§ PASSAGE PROVIDED

## BEGIN

It is well known that:

  • a function f is said to be completely monotonic [6, 21] on an interval I if f has derivatives of all orders on I and

    $$ (-1)^{n}f^{(n)}(x)\geq0 $$
    (1)

    for \(x\in I\), \(n\geq0\), \(n\in N\) (due to \(0\in N\)).

  • the Euler gamma function [14,15,16, 20, 22, 23] is defined by

    $$ \varGamma(x)= \int_{0}^{\infty}t^{x-1}e^{-t} \,dt $$
    (2)

    for \(x>0\);

  • the digamma function [11,12,13, 24] is defined by

    $$ \psi(x)=\frac{\varGamma'(x)}{\varGamma(x)}=-\gamma-\frac {1}{x}+\sum _{n=1}^{\infty}\frac{x}{n(n+x)}, $$
    (3)

    where γ is the Euler–Mascheroni constant [5].

Recently, Díaz and Pariguan [4] defined the generalized gamma function

$$ \varGamma_{k}(x)=\lim_{n\rightarrow\infty}\frac {n!k^{n}(nk)^{\frac{x}{k}-1}}{x(x+k)\cdots (x+(n-1)k)} $$
(4)

for \(k>0\) and \(x\in C\setminus kZ^{-}\) and the generalized digamma function

$$ \psi_{k}(x)=\frac{\varGamma_{k}'(x)}{\varGamma _{k}(x)}=\frac{\ln(k)-\gamma}{k}-\frac{1}{x}+\sum _{n=1}^{\infty }\frac{x}{nk(nk+x)}. $$
(5)

Very recently, Nantomah, Prempeh, and Twum [8] introduced a new definition of the \((p,k)\)-gamma function

$$ \varGamma_{pk}(x)=\frac{(p+1)!k^{p+1}(pk)^{\frac {x}{k}-1}}{x(x+k)\cdots (x+pk)} $$
(6)

## END

§ INFORMATION PROVIDED
## BEGIN

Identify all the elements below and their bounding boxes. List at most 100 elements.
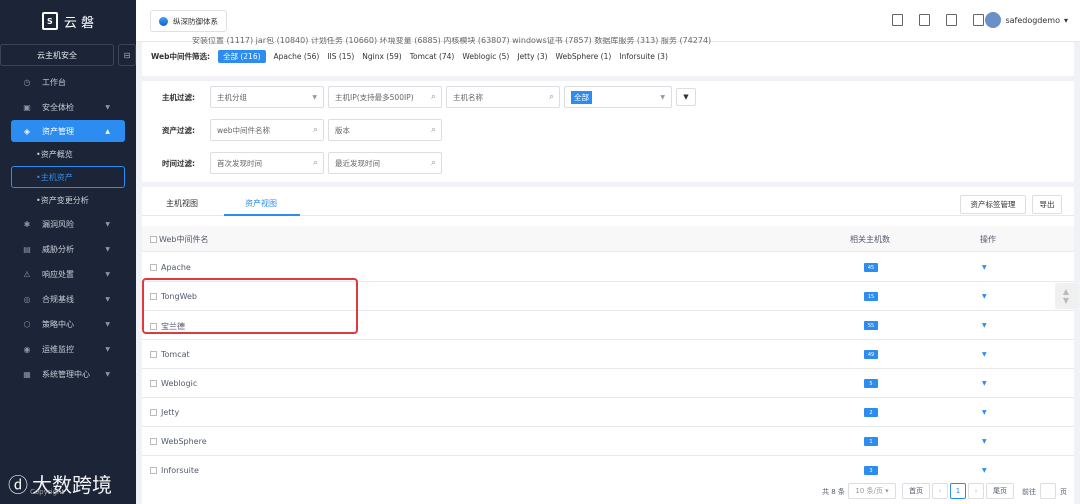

## END

§ EXERCISE INSTRUCTIONS
• A. Rewrite the paragraph of the passage on gamma and digamma functions that begins "Recently, Díaz and Pariguan" as a short list, keeping its main facts.
• B. Answer these questions using the passage on gamma and digamma functions:
(i) For what values of x is the Euler gamma function defined by the integral in (2)?
(ii) What does γ denote in the formula for the digamma function?
(iii) Who introduced the new definition of the (p,k)-gamma function?
• C. Copy from the passage on gamma and digamma functions word for word, starting at "for \(x>0\);" and ending at "Euler–Mascheroni constant [5].".

§ THE ANSWERS
• A.
Díaz and Pariguan [4] defined:
- the generalized gamma function Γ_k(x), given as a limit in (4), for k > 0 and x ∈ C∖kZ⁻
- the generalized digamma function ψ_k(x) = Γ_k′(x)/Γ_k(x), given as a series in (5)

• B.
(i) For x > 0.
(ii) The Euler–Mascheroni constant.
(iii) Nantomah, Prempeh, and Twum.

• C.
for \(x>0\);

  • the digamma function [11,12,13, 24] is defined by

    $$ \psi(x)=\frac{\varGamma'(x)}{\varGamma(x)}=-\gamma-\frac {1}{x}+\sum _{n=1}^{\infty}\frac{x}{n(n+x)}, $$
    (3)

    where γ is the Euler–Mascheroni constant [5].